> [Your task]: Repeat each record exactly. Any picture gets left out.

> [Raw data]:
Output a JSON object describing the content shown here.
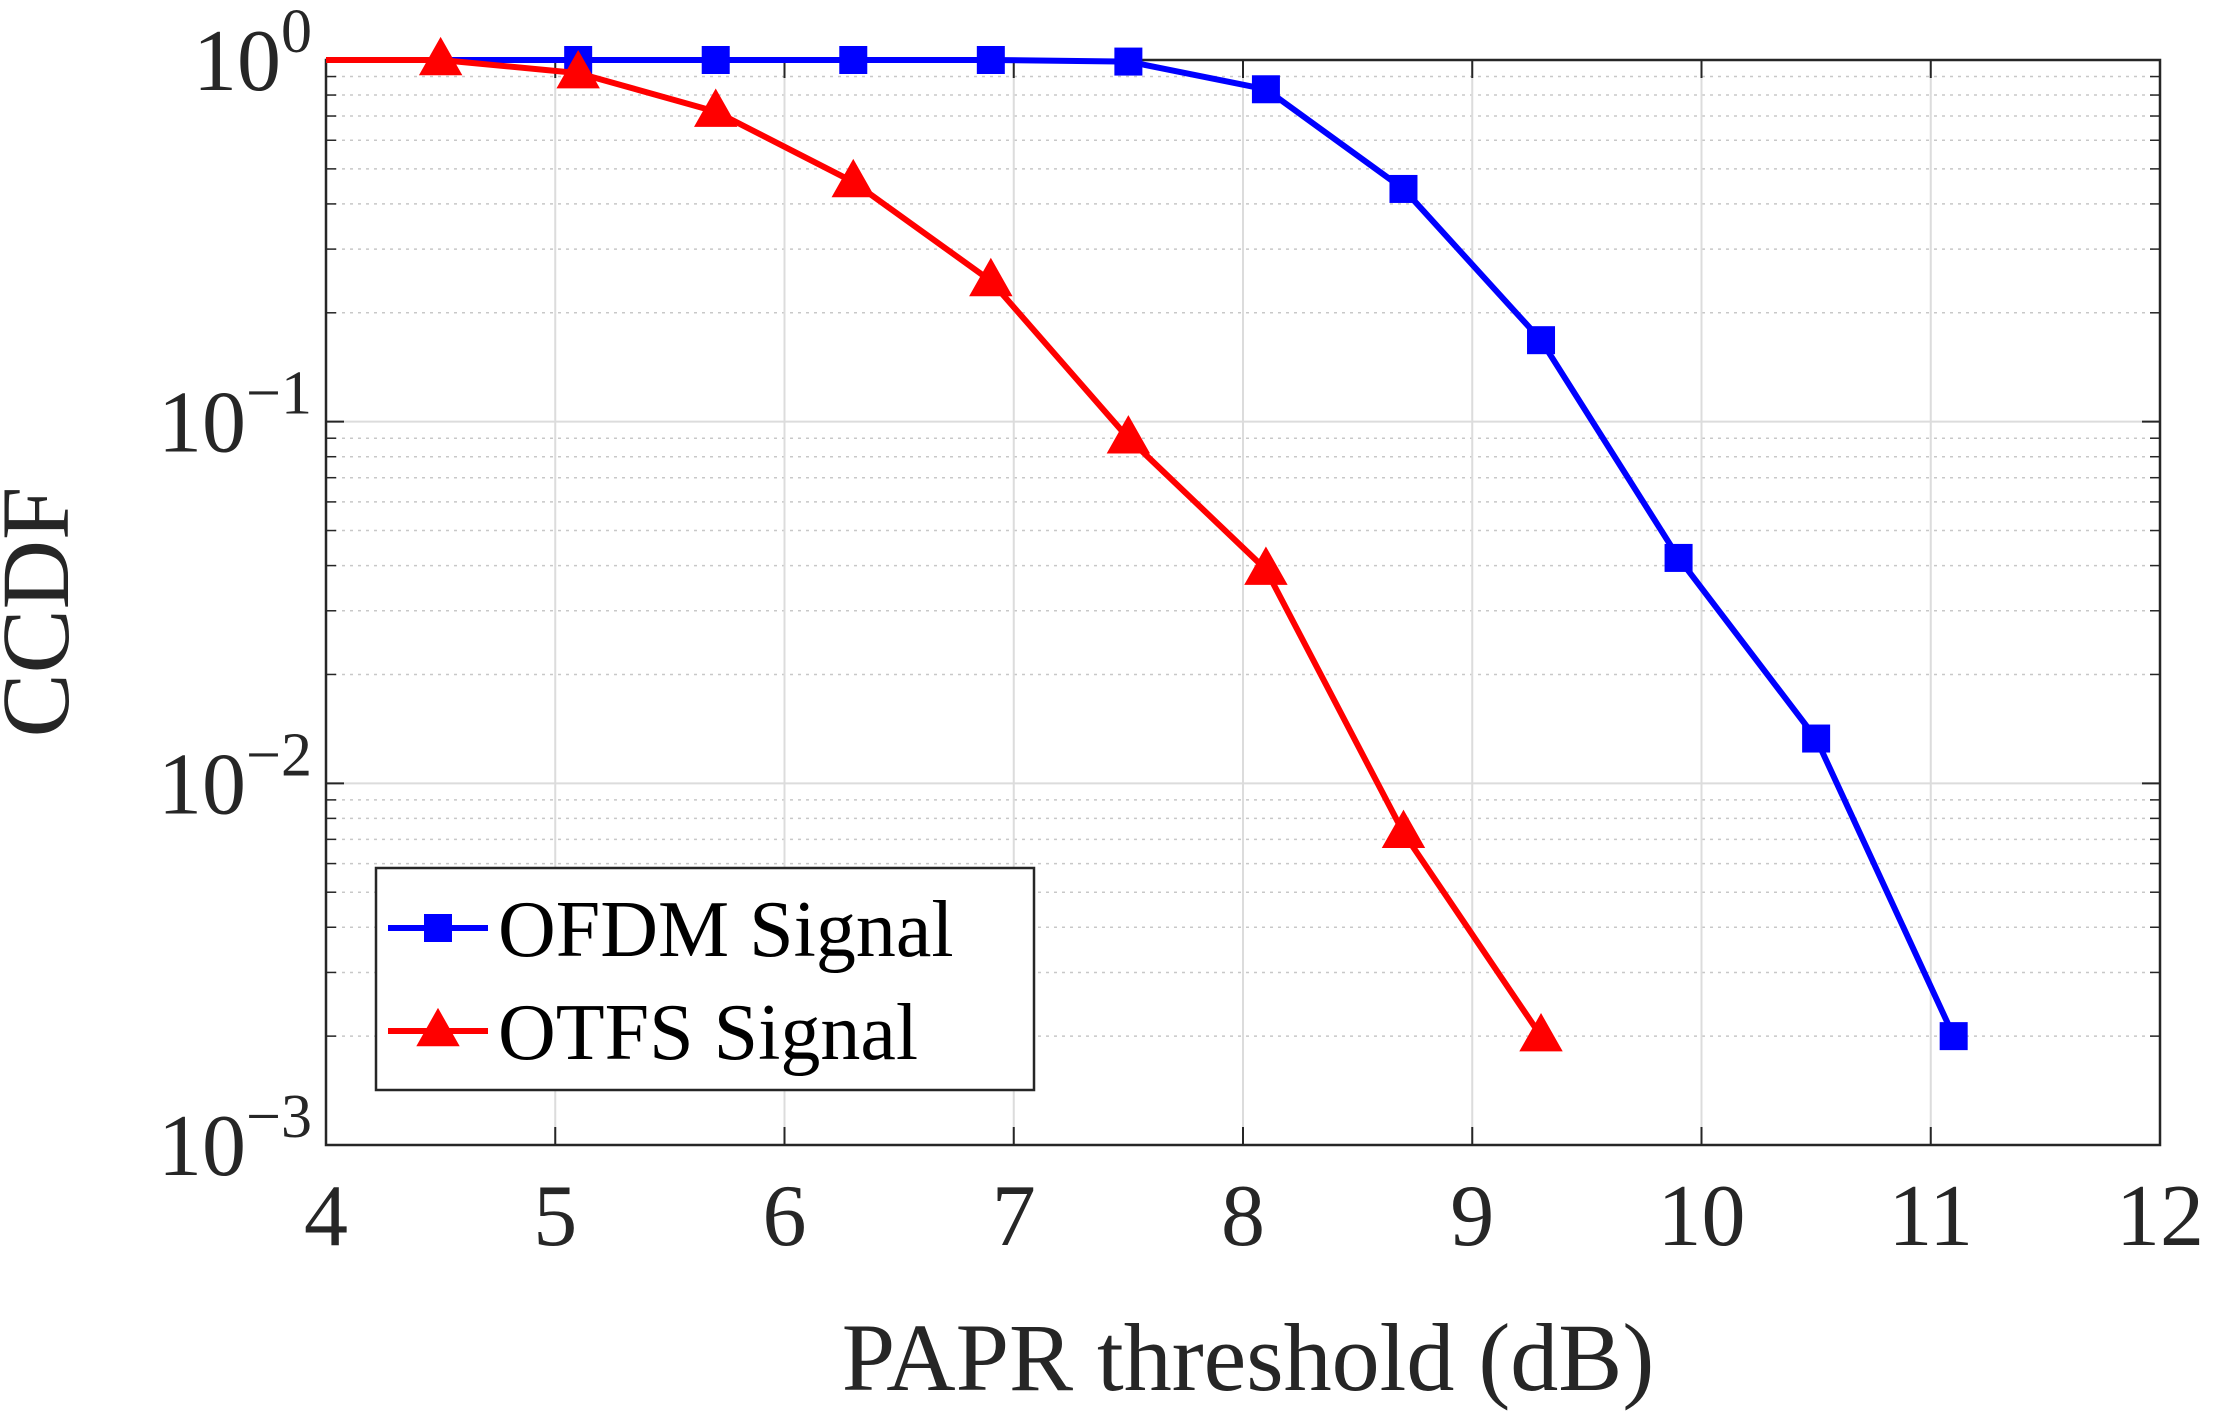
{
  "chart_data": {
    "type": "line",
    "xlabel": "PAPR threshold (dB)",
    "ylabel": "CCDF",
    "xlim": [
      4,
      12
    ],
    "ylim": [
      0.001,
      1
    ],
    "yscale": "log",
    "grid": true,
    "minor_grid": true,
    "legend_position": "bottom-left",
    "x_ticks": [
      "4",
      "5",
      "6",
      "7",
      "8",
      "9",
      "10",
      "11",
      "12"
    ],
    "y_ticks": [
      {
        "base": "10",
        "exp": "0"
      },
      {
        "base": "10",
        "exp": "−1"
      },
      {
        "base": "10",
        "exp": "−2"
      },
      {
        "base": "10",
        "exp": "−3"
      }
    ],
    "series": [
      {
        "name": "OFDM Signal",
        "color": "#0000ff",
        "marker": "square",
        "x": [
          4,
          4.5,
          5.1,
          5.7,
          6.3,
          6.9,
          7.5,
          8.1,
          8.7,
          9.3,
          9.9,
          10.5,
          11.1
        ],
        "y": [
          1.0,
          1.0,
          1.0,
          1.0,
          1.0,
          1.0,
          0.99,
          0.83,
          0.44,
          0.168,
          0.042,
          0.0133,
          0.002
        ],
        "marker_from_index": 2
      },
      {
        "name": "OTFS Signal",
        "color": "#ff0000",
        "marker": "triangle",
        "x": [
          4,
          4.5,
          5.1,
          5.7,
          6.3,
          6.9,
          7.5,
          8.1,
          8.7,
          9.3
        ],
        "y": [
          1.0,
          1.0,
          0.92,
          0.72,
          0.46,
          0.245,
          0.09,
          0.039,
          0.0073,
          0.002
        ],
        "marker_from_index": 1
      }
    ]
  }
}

> [Result]:
Output a JSON object describing the content shown here.
{
  "chart_data": {
    "type": "line",
    "xlabel": "PAPR threshold (dB)",
    "ylabel": "CCDF",
    "xlim": [
      4,
      12
    ],
    "ylim": [
      0.001,
      1
    ],
    "yscale": "log",
    "grid": true,
    "minor_grid": true,
    "legend_position": "bottom-left",
    "x_ticks": [
      "4",
      "5",
      "6",
      "7",
      "8",
      "9",
      "10",
      "11",
      "12"
    ],
    "y_ticks": [
      {
        "base": "10",
        "exp": "0"
      },
      {
        "base": "10",
        "exp": "−1"
      },
      {
        "base": "10",
        "exp": "−2"
      },
      {
        "base": "10",
        "exp": "−3"
      }
    ],
    "series": [
      {
        "name": "OFDM Signal",
        "color": "#0000ff",
        "marker": "square",
        "x": [
          4,
          4.5,
          5.1,
          5.7,
          6.3,
          6.9,
          7.5,
          8.1,
          8.7,
          9.3,
          9.9,
          10.5,
          11.1
        ],
        "y": [
          1.0,
          1.0,
          1.0,
          1.0,
          1.0,
          1.0,
          0.99,
          0.83,
          0.44,
          0.168,
          0.042,
          0.0133,
          0.002
        ],
        "marker_from_index": 2
      },
      {
        "name": "OTFS Signal",
        "color": "#ff0000",
        "marker": "triangle",
        "x": [
          4,
          4.5,
          5.1,
          5.7,
          6.3,
          6.9,
          7.5,
          8.1,
          8.7,
          9.3
        ],
        "y": [
          1.0,
          1.0,
          0.92,
          0.72,
          0.46,
          0.245,
          0.09,
          0.039,
          0.0073,
          0.002
        ],
        "marker_from_index": 1
      }
    ]
  }
}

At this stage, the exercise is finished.